(Task objective)
Read the lines that follow and pick out every one containing the word "this".

━━━━━━━━━━

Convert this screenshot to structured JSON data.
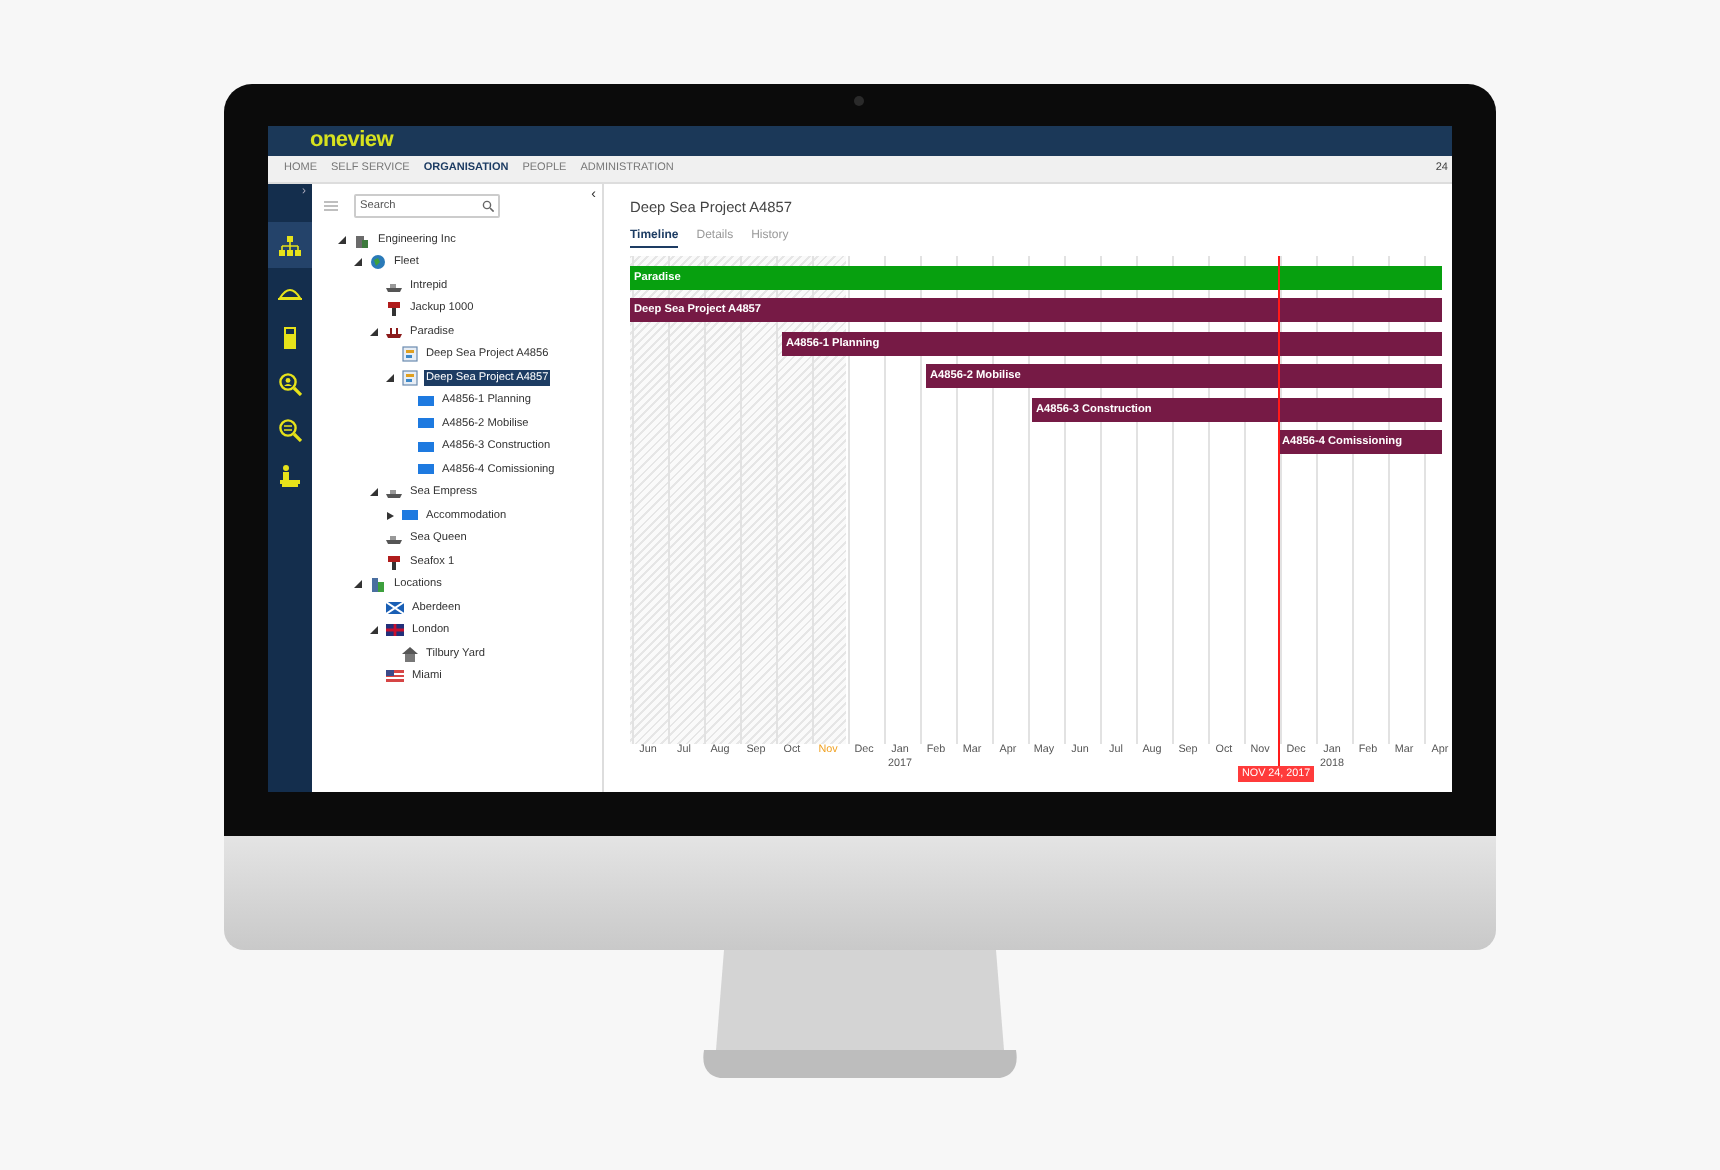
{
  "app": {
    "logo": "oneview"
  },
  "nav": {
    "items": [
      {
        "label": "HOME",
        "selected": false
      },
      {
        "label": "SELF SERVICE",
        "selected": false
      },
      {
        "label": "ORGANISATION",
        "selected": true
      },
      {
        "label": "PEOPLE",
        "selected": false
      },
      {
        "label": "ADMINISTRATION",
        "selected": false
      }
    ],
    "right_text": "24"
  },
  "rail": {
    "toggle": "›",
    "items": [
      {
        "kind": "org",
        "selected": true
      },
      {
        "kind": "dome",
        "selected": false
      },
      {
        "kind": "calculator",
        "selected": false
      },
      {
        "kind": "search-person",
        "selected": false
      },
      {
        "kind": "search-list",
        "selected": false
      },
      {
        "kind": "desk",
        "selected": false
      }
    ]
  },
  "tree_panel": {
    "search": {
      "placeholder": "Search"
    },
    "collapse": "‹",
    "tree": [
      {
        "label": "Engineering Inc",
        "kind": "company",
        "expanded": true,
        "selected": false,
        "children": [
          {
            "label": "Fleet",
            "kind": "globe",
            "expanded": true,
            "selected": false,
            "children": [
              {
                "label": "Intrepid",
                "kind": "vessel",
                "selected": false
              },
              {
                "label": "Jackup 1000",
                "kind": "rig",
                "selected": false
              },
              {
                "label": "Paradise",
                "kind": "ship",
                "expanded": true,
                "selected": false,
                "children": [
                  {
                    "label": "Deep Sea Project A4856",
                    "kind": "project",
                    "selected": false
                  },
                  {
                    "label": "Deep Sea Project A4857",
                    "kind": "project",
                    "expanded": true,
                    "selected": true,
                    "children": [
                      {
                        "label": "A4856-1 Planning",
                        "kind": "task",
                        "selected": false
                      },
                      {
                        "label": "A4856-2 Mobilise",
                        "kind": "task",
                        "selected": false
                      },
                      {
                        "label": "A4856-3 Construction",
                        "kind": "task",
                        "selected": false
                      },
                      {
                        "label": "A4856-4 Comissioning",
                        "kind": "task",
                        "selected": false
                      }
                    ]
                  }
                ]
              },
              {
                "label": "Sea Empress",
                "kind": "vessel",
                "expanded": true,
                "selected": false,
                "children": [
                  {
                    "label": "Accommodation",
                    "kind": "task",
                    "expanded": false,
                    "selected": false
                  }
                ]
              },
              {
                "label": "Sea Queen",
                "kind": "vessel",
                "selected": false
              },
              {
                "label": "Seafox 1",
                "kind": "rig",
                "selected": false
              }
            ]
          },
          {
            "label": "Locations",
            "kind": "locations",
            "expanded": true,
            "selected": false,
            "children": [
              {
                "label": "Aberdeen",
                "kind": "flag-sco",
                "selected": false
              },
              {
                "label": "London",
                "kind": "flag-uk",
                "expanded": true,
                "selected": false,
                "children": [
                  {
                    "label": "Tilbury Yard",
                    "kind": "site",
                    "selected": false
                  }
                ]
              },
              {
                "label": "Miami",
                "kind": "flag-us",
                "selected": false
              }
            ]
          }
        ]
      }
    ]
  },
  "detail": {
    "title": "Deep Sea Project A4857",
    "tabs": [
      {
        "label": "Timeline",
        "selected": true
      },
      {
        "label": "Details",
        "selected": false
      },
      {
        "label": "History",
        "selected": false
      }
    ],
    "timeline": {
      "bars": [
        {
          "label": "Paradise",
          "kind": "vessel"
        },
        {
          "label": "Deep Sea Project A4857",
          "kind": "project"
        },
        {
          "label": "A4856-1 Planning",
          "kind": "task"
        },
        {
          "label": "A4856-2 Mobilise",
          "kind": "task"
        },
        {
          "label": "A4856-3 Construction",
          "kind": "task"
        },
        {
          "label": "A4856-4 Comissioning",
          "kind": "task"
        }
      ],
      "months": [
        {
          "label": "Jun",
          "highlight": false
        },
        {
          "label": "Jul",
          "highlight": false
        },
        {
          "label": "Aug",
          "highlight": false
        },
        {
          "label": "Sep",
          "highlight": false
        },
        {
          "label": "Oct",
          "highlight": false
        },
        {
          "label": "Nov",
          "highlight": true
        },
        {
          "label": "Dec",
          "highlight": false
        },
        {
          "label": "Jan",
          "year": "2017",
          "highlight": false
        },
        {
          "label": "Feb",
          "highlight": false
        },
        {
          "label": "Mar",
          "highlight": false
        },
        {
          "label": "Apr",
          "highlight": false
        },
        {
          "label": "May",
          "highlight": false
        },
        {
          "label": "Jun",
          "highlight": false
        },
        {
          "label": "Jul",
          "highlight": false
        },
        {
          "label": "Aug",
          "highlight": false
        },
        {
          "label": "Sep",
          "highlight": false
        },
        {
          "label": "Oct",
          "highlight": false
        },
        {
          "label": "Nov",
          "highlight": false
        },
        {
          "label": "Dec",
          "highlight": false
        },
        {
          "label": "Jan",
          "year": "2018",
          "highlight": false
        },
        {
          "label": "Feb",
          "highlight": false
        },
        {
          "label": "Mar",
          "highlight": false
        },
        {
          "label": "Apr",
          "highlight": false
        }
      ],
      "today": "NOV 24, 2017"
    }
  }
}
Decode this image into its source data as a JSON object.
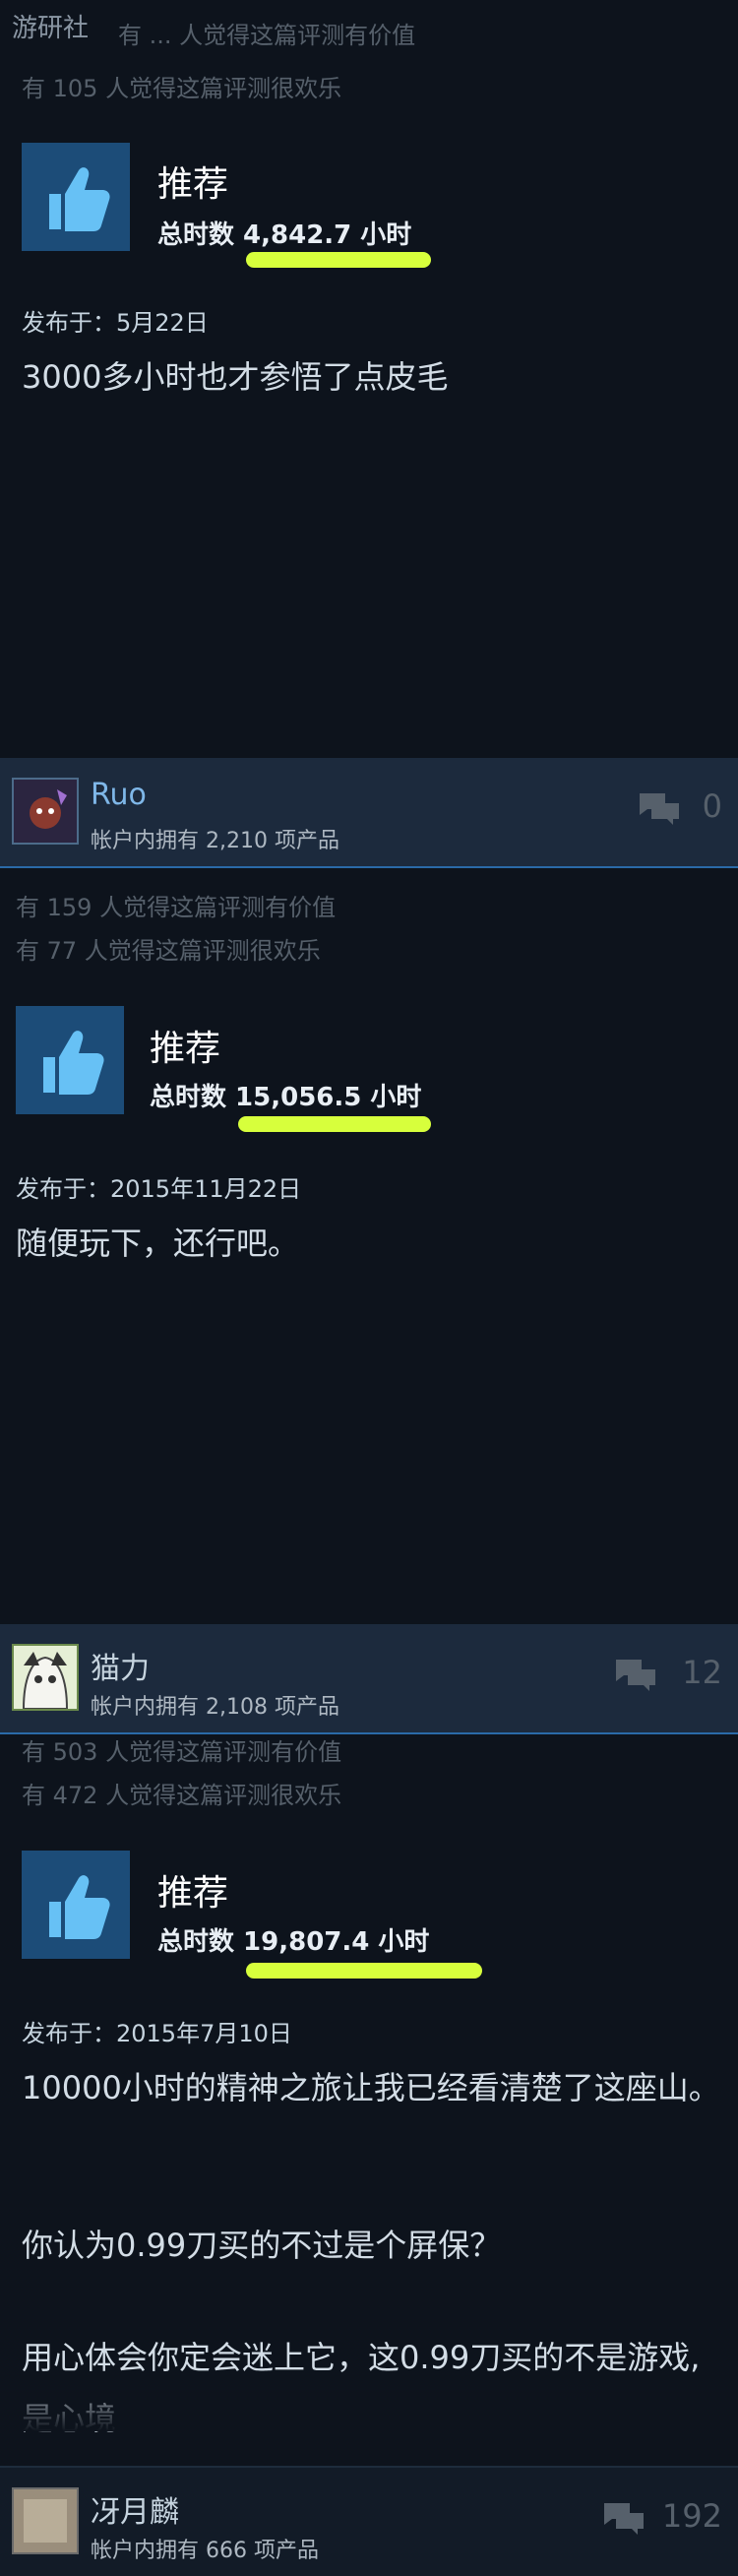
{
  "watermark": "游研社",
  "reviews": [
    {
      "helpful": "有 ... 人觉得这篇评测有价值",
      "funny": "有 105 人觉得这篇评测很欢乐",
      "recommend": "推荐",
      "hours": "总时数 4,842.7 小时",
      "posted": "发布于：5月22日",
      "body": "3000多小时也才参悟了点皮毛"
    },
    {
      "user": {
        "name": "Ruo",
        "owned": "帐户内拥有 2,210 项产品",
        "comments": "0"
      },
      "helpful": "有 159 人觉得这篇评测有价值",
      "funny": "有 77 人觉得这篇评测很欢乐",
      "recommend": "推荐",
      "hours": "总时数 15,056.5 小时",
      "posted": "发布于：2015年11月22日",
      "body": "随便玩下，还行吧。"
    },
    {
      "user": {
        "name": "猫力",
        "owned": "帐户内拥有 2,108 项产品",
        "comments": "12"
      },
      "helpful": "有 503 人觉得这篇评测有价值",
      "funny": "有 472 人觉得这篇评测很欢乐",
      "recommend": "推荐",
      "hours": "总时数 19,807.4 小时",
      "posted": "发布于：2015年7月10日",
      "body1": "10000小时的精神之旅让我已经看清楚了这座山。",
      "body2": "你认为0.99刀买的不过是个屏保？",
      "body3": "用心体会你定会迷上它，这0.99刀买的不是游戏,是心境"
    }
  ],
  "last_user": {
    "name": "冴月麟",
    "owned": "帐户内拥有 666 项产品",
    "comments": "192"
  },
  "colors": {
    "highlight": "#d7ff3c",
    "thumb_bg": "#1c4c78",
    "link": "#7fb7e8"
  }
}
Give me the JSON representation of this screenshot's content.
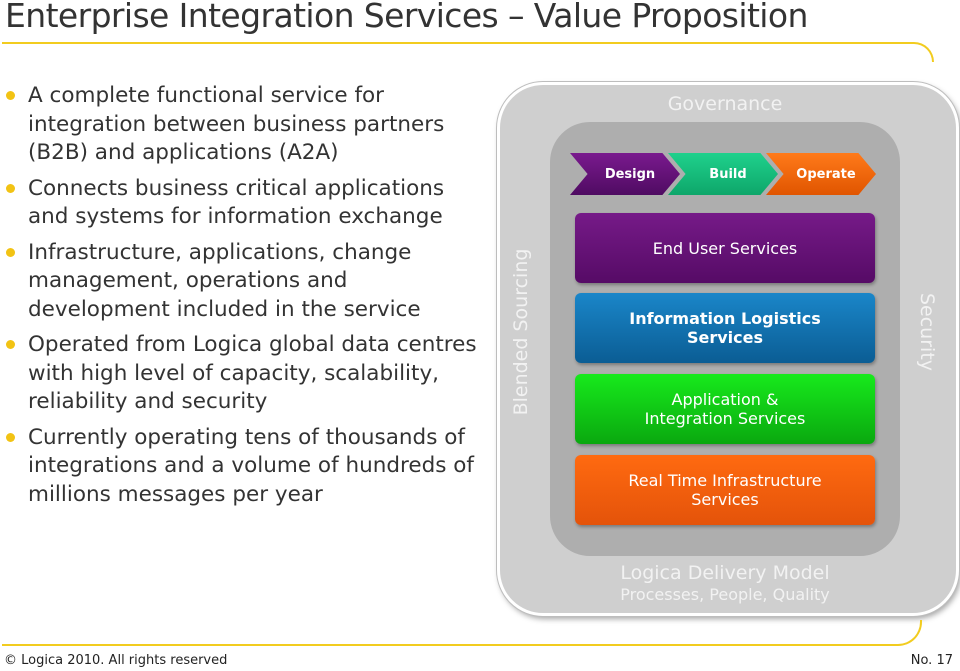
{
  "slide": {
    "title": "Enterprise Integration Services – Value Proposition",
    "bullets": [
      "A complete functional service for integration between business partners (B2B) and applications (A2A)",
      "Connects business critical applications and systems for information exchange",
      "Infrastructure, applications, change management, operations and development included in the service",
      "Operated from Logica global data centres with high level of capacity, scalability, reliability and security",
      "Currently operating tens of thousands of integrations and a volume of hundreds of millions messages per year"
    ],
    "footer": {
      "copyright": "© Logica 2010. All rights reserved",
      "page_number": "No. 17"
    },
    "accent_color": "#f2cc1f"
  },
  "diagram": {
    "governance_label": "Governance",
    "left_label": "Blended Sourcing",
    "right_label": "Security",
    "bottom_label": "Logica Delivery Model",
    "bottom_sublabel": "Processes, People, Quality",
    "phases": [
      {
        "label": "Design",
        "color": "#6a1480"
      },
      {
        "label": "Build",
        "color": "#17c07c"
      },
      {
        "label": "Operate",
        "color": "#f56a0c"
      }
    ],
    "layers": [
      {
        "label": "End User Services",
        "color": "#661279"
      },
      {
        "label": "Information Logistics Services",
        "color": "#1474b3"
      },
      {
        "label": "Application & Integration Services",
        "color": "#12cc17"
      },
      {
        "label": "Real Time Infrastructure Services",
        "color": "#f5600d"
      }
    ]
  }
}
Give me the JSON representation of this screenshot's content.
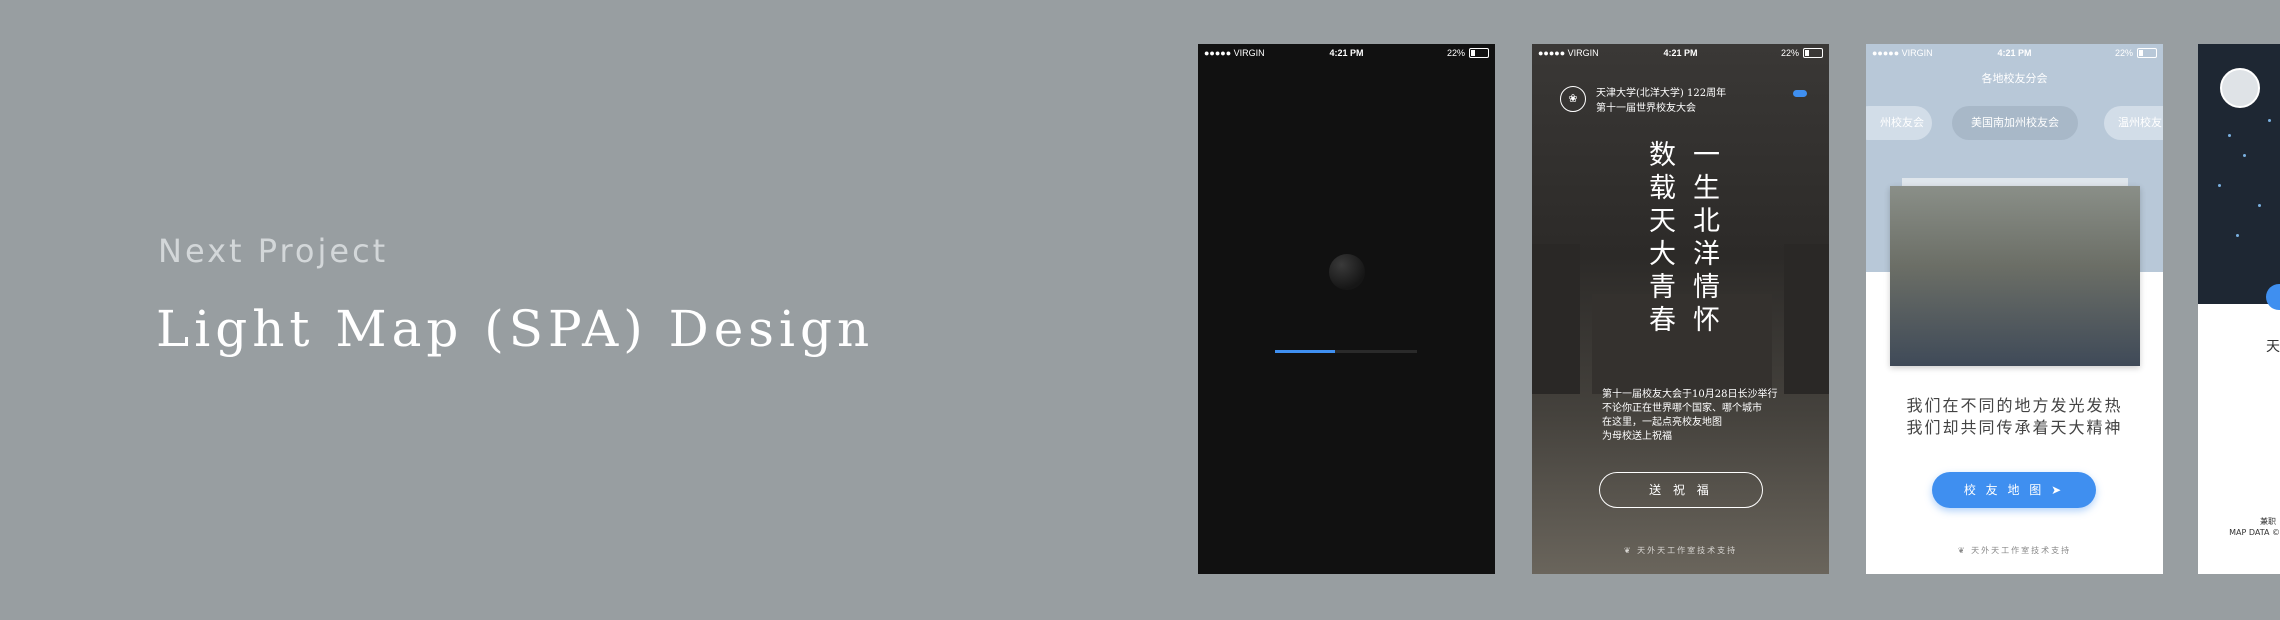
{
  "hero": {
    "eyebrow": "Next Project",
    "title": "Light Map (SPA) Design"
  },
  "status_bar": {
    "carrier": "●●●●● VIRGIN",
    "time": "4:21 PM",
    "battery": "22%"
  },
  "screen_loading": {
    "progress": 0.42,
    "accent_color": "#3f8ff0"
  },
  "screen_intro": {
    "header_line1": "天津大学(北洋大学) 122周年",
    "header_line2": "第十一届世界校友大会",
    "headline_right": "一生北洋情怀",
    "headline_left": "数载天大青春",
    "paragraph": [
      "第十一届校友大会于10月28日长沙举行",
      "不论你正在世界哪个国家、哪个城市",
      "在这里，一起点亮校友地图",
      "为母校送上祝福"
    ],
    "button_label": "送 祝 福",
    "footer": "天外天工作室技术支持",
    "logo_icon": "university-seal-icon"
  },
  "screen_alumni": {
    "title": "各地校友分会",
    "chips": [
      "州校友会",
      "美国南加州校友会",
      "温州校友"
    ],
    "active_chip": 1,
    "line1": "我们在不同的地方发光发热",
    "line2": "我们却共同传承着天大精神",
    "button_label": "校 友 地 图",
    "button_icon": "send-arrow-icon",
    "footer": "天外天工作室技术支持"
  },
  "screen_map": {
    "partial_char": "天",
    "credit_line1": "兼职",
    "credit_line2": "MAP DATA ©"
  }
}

━━━━━━━━━━

(Result)
Convert this screenshot to structured JSON data.
Decode this image into its source data as a JSON object.
Give me the JSON representation of this screenshot's content.
Give me the JSON representation of this screenshot's content.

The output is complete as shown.